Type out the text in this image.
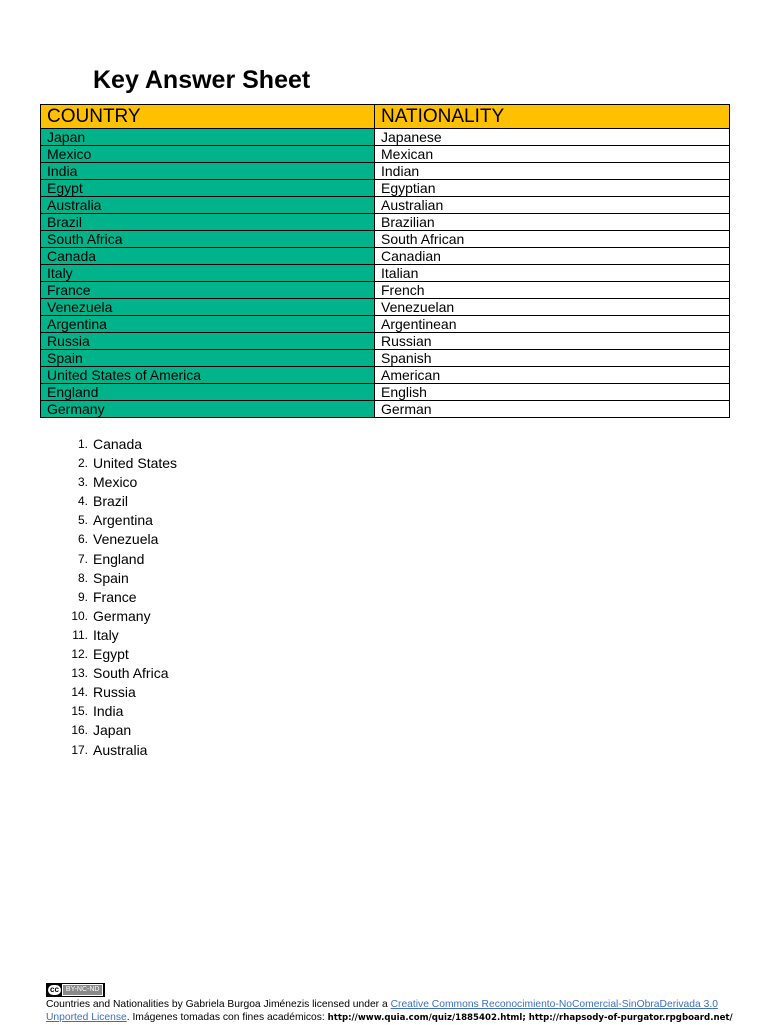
Key Answer Sheet
COUNTRY	NATIONALITY
Japan	Japanese
Mexico	Mexican
India	Indian
Egypt	Egyptian
Australia	Australian
Brazil	Brazilian
South Africa	South African
Canada	Canadian
Italy	Italian
France	French
Venezuela	Venezuelan
Argentina	Argentinean
Russia	Russian
Spain	Spanish
United States of America	American
England	English
Germany	German
1. Canada
2. United States
3. Mexico
4. Brazil
5. Argentina
6. Venezuela
7. England
8. Spain
9. France
10. Germany
11. Italy
12. Egypt
13. South Africa
14. Russia
15. India
16. Japan
17. Australia
cc	BY-NC-ND
Countries and Nationalities by Gabriela Burgoa Jiménezis licensed under a Creative Commons Reconocimiento-NoComercial-SinObraDerivada 3.0 Unported License. Imágenes tomadas con fines académicos: http://www.quia.com/quiz/1885402.html; http://rhapsody-of-purgator.rpgboard.net/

> **Exercise brief**: In copying the listing, reproduce each line exactly and omit the pictures.

> **Written response**:
Type out the text in this image.
Key Answer Sheet
COUNTRY	NATIONALITY
Japan	Japanese
Mexico	Mexican
India	Indian
Egypt	Egyptian
Australia	Australian
Brazil	Brazilian
South Africa	South African
Canada	Canadian
Italy	Italian
France	French
Venezuela	Venezuelan
Argentina	Argentinean
Russia	Russian
Spain	Spanish
United States of America	American
England	English
Germany	German
1. Canada
2. United States
3. Mexico
4. Brazil
5. Argentina
6. Venezuela
7. England
8. Spain
9. France
10. Germany
11. Italy
12. Egypt
13. South Africa
14. Russia
15. India
16. Japan
17. Australia
cc	BY-NC-ND
Countries and Nationalities by Gabriela Burgoa Jiménezis licensed under a Creative Commons Reconocimiento-NoComercial-SinObraDerivada 3.0 Unported License. Imágenes tomadas con fines académicos: http://www.quia.com/quiz/1885402.html; http://rhapsody-of-purgator.rpgboard.net/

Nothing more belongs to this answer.